__DATA SUPPLIED__.
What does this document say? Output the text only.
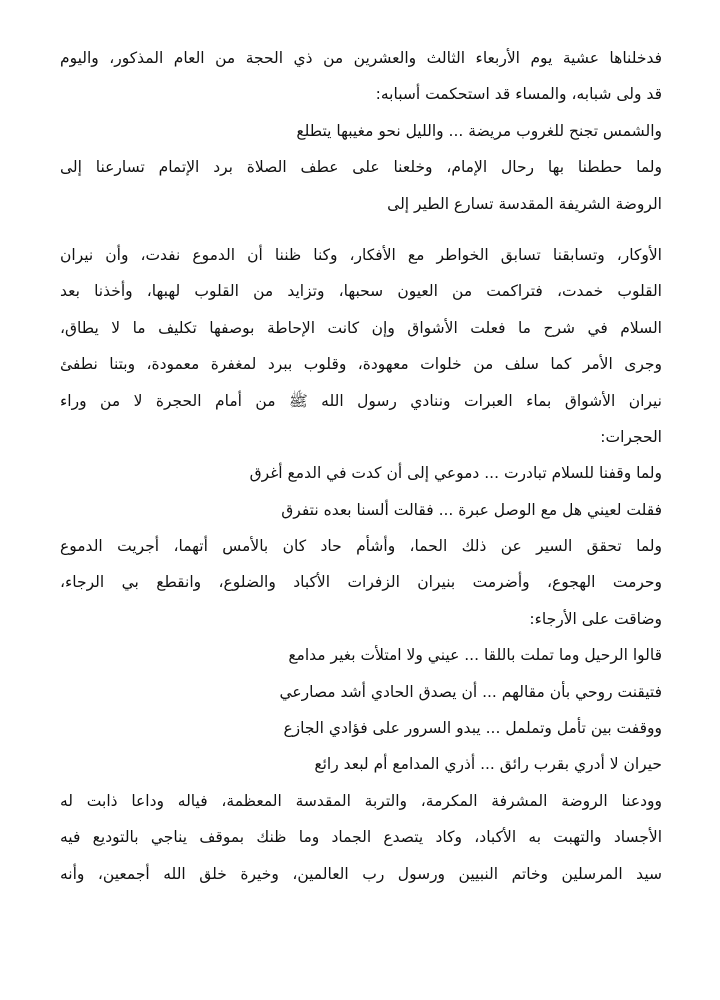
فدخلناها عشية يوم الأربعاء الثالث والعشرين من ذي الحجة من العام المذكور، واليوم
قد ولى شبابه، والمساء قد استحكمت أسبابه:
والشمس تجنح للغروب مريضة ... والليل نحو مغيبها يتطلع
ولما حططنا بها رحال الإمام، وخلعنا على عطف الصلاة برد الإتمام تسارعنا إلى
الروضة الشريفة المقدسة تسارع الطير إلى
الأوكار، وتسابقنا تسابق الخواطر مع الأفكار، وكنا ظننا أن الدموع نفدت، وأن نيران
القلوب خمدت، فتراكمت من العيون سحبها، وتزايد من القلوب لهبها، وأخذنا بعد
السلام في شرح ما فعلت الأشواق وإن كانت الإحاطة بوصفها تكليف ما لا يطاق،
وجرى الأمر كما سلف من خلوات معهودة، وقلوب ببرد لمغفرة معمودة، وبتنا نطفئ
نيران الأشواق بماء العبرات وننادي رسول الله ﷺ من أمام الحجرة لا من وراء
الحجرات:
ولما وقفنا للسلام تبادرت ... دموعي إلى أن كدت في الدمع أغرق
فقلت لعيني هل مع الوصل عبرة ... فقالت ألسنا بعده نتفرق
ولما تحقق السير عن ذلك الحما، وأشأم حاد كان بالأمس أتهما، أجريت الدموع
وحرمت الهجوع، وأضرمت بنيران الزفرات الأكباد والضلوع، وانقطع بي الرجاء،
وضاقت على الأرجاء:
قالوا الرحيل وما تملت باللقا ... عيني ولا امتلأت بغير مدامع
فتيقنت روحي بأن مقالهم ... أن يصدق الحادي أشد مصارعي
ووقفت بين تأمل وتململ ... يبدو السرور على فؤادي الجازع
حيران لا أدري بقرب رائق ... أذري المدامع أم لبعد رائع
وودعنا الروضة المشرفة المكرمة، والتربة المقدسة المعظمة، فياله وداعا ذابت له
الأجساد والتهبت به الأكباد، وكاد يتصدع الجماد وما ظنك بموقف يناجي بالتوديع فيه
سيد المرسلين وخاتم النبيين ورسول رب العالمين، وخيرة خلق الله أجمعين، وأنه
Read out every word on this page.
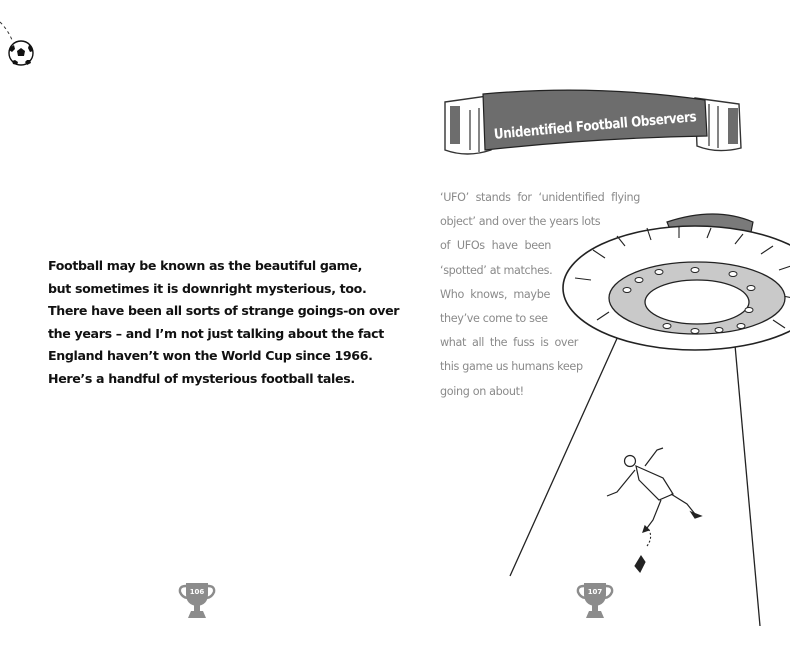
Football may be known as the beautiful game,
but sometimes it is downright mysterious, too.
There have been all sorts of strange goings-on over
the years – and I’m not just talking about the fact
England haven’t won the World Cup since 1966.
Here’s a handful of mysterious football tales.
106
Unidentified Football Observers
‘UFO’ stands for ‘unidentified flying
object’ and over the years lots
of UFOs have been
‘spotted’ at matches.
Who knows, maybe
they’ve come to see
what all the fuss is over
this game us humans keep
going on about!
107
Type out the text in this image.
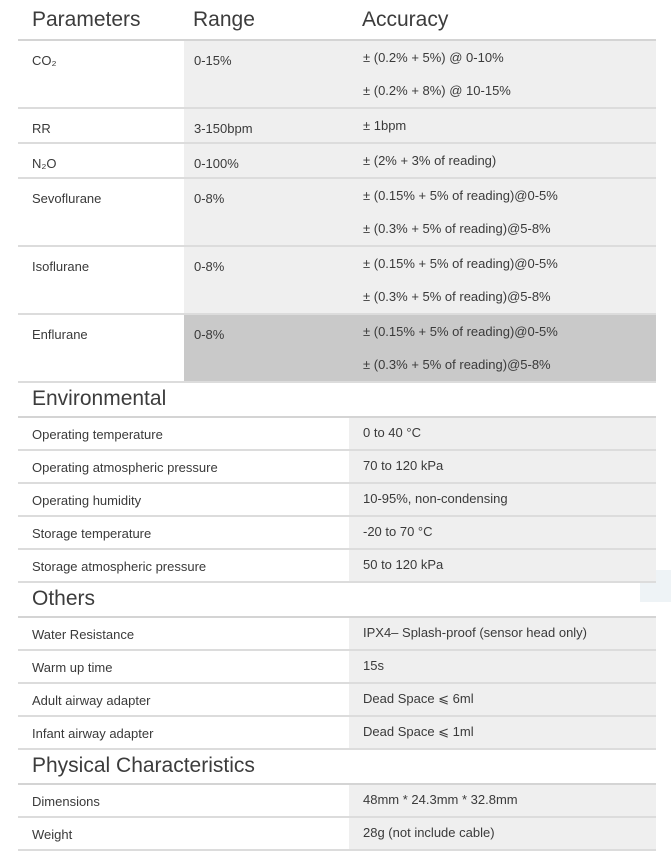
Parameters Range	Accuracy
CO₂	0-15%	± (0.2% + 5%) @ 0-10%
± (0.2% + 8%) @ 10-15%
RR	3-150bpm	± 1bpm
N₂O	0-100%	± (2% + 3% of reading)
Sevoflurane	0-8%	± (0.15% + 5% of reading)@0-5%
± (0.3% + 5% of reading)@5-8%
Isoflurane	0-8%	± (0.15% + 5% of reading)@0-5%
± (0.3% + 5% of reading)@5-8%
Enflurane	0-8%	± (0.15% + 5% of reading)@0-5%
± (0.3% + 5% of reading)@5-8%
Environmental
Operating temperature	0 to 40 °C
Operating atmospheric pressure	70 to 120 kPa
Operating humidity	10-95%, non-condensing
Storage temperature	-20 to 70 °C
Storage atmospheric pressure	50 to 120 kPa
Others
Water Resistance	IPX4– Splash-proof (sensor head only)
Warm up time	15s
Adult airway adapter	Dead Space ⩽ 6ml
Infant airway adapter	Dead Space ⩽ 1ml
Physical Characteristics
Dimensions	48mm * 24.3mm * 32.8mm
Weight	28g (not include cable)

__INSTRUCTIONS FOR THE TASK__.
Reproduce every line above as written, skipping pictures.

__EXERCISE RESULT__.
What does this document say? Output the text only.
فدخلناها عشية يوم الأربعاء الثالث والعشرين من ذي الحجة من العام المذكور، واليوم
قد ولى شبابه، والمساء قد استحكمت أسبابه:
والشمس تجنح للغروب مريضة ... والليل نحو مغيبها يتطلع
ولما حططنا بها رحال الإمام، وخلعنا على عطف الصلاة برد الإتمام تسارعنا إلى
الروضة الشريفة المقدسة تسارع الطير إلى
الأوكار، وتسابقنا تسابق الخواطر مع الأفكار، وكنا ظننا أن الدموع نفدت، وأن نيران
القلوب خمدت، فتراكمت من العيون سحبها، وتزايد من القلوب لهبها، وأخذنا بعد
السلام في شرح ما فعلت الأشواق وإن كانت الإحاطة بوصفها تكليف ما لا يطاق،
وجرى الأمر كما سلف من خلوات معهودة، وقلوب ببرد لمغفرة معمودة، وبتنا نطفئ
نيران الأشواق بماء العبرات وننادي رسول الله ﷺ من أمام الحجرة لا من وراء
الحجرات:
ولما وقفنا للسلام تبادرت ... دموعي إلى أن كدت في الدمع أغرق
فقلت لعيني هل مع الوصل عبرة ... فقالت ألسنا بعده نتفرق
ولما تحقق السير عن ذلك الحما، وأشأم حاد كان بالأمس أتهما، أجريت الدموع
وحرمت الهجوع، وأضرمت بنيران الزفرات الأكباد والضلوع، وانقطع بي الرجاء،
وضاقت على الأرجاء:
قالوا الرحيل وما تملت باللقا ... عيني ولا امتلأت بغير مدامع
فتيقنت روحي بأن مقالهم ... أن يصدق الحادي أشد مصارعي
ووقفت بين تأمل وتململ ... يبدو السرور على فؤادي الجازع
حيران لا أدري بقرب رائق ... أذري المدامع أم لبعد رائع
وودعنا الروضة المشرفة المكرمة، والتربة المقدسة المعظمة، فياله وداعا ذابت له
الأجساد والتهبت به الأكباد، وكاد يتصدع الجماد وما ظنك بموقف يناجي بالتوديع فيه
سيد المرسلين وخاتم النبيين ورسول رب العالمين، وخيرة خلق الله أجمعين، وأنه
Read out every word on this page.
Football may be known as the beautiful game,
but sometimes it is downright mysterious, too.
There have been all sorts of strange goings-on over
the years – and I’m not just talking about the fact
England haven’t won the World Cup since 1966.
Here’s a handful of mysterious football tales.
106
Unidentified Football Observers
‘UFO’ stands for ‘unidentified flying
object’ and over the years lots
of UFOs have been
‘spotted’ at matches.
Who knows, maybe
they’ve come to see
what all the fuss is over
this game us humans keep
going on about!
107
Type out the text in this image.
Parameters Range	Accuracy
CO₂	0-15%	± (0.2% + 5%) @ 0-10%
± (0.2% + 8%) @ 10-15%
RR	3-150bpm	± 1bpm
N₂O	0-100%	± (2% + 3% of reading)
Sevoflurane	0-8%	± (0.15% + 5% of reading)@0-5%
± (0.3% + 5% of reading)@5-8%
Isoflurane	0-8%	± (0.15% + 5% of reading)@0-5%
± (0.3% + 5% of reading)@5-8%
Enflurane	0-8%	± (0.15% + 5% of reading)@0-5%
± (0.3% + 5% of reading)@5-8%
Environmental
Operating temperature	0 to 40 °C
Operating atmospheric pressure	70 to 120 kPa
Operating humidity	10-95%, non-condensing
Storage temperature	-20 to 70 °C
Storage atmospheric pressure	50 to 120 kPa
Others
Water Resistance	IPX4– Splash-proof (sensor head only)
Warm up time	15s
Adult airway adapter	Dead Space ⩽ 6ml
Infant airway adapter	Dead Space ⩽ 1ml
Physical Characteristics
Dimensions	48mm * 24.3mm * 32.8mm
Weight	28g (not include cable)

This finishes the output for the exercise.